Transcribe all of the records precisely as they are presented.
════════
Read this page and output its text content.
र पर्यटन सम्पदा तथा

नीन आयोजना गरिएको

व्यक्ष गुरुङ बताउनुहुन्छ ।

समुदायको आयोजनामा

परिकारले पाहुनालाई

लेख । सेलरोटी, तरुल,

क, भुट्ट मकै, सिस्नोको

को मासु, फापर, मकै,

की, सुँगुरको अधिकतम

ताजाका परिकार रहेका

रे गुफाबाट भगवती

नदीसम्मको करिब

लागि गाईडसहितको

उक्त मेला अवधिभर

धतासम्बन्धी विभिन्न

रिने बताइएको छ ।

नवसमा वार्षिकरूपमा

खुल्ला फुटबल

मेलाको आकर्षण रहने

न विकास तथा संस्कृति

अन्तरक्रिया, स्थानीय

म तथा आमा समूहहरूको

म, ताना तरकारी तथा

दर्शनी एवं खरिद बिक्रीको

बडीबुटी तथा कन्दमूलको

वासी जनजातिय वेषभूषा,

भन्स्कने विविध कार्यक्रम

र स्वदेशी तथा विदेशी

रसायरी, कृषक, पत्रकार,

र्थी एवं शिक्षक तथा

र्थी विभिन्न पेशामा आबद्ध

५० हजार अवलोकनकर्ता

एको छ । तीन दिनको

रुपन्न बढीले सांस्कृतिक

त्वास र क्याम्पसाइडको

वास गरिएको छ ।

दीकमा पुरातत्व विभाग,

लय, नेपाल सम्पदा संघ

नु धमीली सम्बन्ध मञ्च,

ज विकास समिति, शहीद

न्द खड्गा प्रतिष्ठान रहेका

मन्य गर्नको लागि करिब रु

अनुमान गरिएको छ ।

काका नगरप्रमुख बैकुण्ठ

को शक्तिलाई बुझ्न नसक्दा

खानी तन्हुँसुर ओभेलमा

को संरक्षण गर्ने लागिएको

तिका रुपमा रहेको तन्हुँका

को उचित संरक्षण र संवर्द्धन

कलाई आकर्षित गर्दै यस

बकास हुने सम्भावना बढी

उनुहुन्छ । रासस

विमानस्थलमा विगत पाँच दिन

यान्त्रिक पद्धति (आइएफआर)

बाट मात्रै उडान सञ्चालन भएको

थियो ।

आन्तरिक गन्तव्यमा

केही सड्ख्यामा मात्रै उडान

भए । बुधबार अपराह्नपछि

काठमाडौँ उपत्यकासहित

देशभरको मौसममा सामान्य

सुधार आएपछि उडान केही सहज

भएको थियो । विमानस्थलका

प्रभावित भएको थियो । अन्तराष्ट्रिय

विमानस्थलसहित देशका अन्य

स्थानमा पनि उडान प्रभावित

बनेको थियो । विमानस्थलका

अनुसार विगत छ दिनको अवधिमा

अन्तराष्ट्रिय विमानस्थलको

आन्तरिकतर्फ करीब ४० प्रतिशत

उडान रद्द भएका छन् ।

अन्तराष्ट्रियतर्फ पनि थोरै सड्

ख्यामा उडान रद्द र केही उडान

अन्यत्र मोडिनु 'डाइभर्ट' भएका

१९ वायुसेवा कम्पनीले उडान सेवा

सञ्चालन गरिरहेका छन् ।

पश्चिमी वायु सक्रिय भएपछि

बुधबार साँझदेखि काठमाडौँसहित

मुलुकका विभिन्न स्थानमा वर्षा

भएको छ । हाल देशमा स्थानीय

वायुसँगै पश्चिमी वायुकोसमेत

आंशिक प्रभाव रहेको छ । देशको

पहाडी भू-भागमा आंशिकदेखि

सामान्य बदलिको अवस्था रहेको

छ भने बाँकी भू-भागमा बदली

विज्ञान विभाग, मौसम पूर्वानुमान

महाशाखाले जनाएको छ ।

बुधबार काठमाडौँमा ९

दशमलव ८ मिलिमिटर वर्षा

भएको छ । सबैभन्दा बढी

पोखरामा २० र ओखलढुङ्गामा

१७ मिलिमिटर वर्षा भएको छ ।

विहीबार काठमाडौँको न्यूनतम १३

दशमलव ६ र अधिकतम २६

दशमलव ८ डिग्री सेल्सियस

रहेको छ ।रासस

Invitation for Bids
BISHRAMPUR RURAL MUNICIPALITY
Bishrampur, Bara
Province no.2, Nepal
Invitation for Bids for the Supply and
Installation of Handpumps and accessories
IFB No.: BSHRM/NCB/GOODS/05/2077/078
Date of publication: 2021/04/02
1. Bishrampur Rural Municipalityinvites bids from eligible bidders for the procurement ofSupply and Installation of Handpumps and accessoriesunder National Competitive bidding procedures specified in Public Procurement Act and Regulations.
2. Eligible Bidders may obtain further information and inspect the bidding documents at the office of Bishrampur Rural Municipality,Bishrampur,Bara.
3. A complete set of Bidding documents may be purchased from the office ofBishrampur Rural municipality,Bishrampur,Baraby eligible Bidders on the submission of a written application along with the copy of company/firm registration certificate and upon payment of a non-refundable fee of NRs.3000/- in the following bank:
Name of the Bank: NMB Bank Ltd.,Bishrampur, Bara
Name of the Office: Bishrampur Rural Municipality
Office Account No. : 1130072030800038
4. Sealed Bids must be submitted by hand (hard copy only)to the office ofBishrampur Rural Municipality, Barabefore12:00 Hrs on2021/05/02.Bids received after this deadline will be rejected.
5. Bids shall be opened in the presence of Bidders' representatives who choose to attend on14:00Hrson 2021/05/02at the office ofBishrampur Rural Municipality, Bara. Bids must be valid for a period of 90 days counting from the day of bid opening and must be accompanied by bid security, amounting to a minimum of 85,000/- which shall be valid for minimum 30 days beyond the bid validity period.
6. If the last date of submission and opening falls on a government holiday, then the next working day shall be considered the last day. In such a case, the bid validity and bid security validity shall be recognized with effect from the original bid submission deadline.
════════
## Answer to the problem
Read this page and output its text content.
र पर्यटन सम्पदा तथा

नीन आयोजना गरिएको

व्यक्ष गुरुङ बताउनुहुन्छ ।

समुदायको आयोजनामा

परिकारले पाहुनालाई

लेख । सेलरोटी, तरुल,

क, भुट्ट मकै, सिस्नोको

को मासु, फापर, मकै,

की, सुँगुरको अधिकतम

ताजाका परिकार रहेका

रे गुफाबाट भगवती

नदीसम्मको करिब

लागि गाईडसहितको

उक्त मेला अवधिभर

धतासम्बन्धी विभिन्न

रिने बताइएको छ ।

नवसमा वार्षिकरूपमा

खुल्ला फुटबल

मेलाको आकर्षण रहने

न विकास तथा संस्कृति

अन्तरक्रिया, स्थानीय

म तथा आमा समूहहरूको

म, ताना तरकारी तथा

दर्शनी एवं खरिद बिक्रीको

बडीबुटी तथा कन्दमूलको

वासी जनजातिय वेषभूषा,

भन्स्कने विविध कार्यक्रम

र स्वदेशी तथा विदेशी

रसायरी, कृषक, पत्रकार,

र्थी एवं शिक्षक तथा

र्थी विभिन्न पेशामा आबद्ध

५० हजार अवलोकनकर्ता

एको छ । तीन दिनको

रुपन्न बढीले सांस्कृतिक

त्वास र क्याम्पसाइडको

वास गरिएको छ ।

दीकमा पुरातत्व विभाग,

लय, नेपाल सम्पदा संघ

नु धमीली सम्बन्ध मञ्च,

ज विकास समिति, शहीद

न्द खड्गा प्रतिष्ठान रहेका

मन्य गर्नको लागि करिब रु

अनुमान गरिएको छ ।

काका नगरप्रमुख बैकुण्ठ

को शक्तिलाई बुझ्न नसक्दा

खानी तन्हुँसुर ओभेलमा

को संरक्षण गर्ने लागिएको

तिका रुपमा रहेको तन्हुँका

को उचित संरक्षण र संवर्द्धन

कलाई आकर्षित गर्दै यस

बकास हुने सम्भावना बढी

उनुहुन्छ । रासस

विमानस्थलमा विगत पाँच दिन

यान्त्रिक पद्धति (आइएफआर)

बाट मात्रै उडान सञ्चालन भएको

थियो ।

आन्तरिक गन्तव्यमा

केही सड्ख्यामा मात्रै उडान

भए । बुधबार अपराह्नपछि

काठमाडौँ उपत्यकासहित

देशभरको मौसममा सामान्य

सुधार आएपछि उडान केही सहज

भएको थियो । विमानस्थलका

प्रभावित भएको थियो । अन्तराष्ट्रिय

विमानस्थलसहित देशका अन्य

स्थानमा पनि उडान प्रभावित

बनेको थियो । विमानस्थलका

अनुसार विगत छ दिनको अवधिमा

अन्तराष्ट्रिय विमानस्थलको

आन्तरिकतर्फ करीब ४० प्रतिशत

उडान रद्द भएका छन् ।

अन्तराष्ट्रियतर्फ पनि थोरै सड्

ख्यामा उडान रद्द र केही उडान

अन्यत्र मोडिनु 'डाइभर्ट' भएका

१९ वायुसेवा कम्पनीले उडान सेवा

सञ्चालन गरिरहेका छन् ।

पश्चिमी वायु सक्रिय भएपछि

बुधबार साँझदेखि काठमाडौँसहित

मुलुकका विभिन्न स्थानमा वर्षा

भएको छ । हाल देशमा स्थानीय

वायुसँगै पश्चिमी वायुकोसमेत

आंशिक प्रभाव रहेको छ । देशको

पहाडी भू-भागमा आंशिकदेखि

सामान्य बदलिको अवस्था रहेको

छ भने बाँकी भू-भागमा बदली

विज्ञान विभाग, मौसम पूर्वानुमान

महाशाखाले जनाएको छ ।

बुधबार काठमाडौँमा ९

दशमलव ८ मिलिमिटर वर्षा

भएको छ । सबैभन्दा बढी

पोखरामा २० र ओखलढुङ्गामा

१७ मिलिमिटर वर्षा भएको छ ।

विहीबार काठमाडौँको न्यूनतम १३

दशमलव ६ र अधिकतम २६

दशमलव ८ डिग्री सेल्सियस

रहेको छ ।रासस

Invitation for Bids
BISHRAMPUR RURAL MUNICIPALITY
Bishrampur, Bara
Province no.2, Nepal
Invitation for Bids for the Supply and
Installation of Handpumps and accessories
IFB No.: BSHRM/NCB/GOODS/05/2077/078
Date of publication: 2021/04/02
1. Bishrampur Rural Municipalityinvites bids from eligible bidders for the procurement ofSupply and Installation of Handpumps and accessoriesunder National Competitive bidding procedures specified in Public Procurement Act and Regulations.
2. Eligible Bidders may obtain further information and inspect the bidding documents at the office of Bishrampur Rural Municipality,Bishrampur,Bara.
3. A complete set of Bidding documents may be purchased from the office ofBishrampur Rural municipality,Bishrampur,Baraby eligible Bidders on the submission of a written application along with the copy of company/firm registration certificate and upon payment of a non-refundable fee of NRs.3000/- in the following bank:
Name of the Bank: NMB Bank Ltd.,Bishrampur, Bara
Name of the Office: Bishrampur Rural Municipality
Office Account No. : 1130072030800038
4. Sealed Bids must be submitted by hand (hard copy only)to the office ofBishrampur Rural Municipality, Barabefore12:00 Hrs on2021/05/02.Bids received after this deadline will be rejected.
5. Bids shall be opened in the presence of Bidders' representatives who choose to attend on14:00Hrson 2021/05/02at the office ofBishrampur Rural Municipality, Bara. Bids must be valid for a period of 90 days counting from the day of bid opening and must be accompanied by bid security, amounting to a minimum of 85,000/- which shall be valid for minimum 30 days beyond the bid validity period.
6. If the last date of submission and opening falls on a government holiday, then the next working day shall be considered the last day. In such a case, the bid validity and bid security validity shall be recognized with effect from the original bid submission deadline.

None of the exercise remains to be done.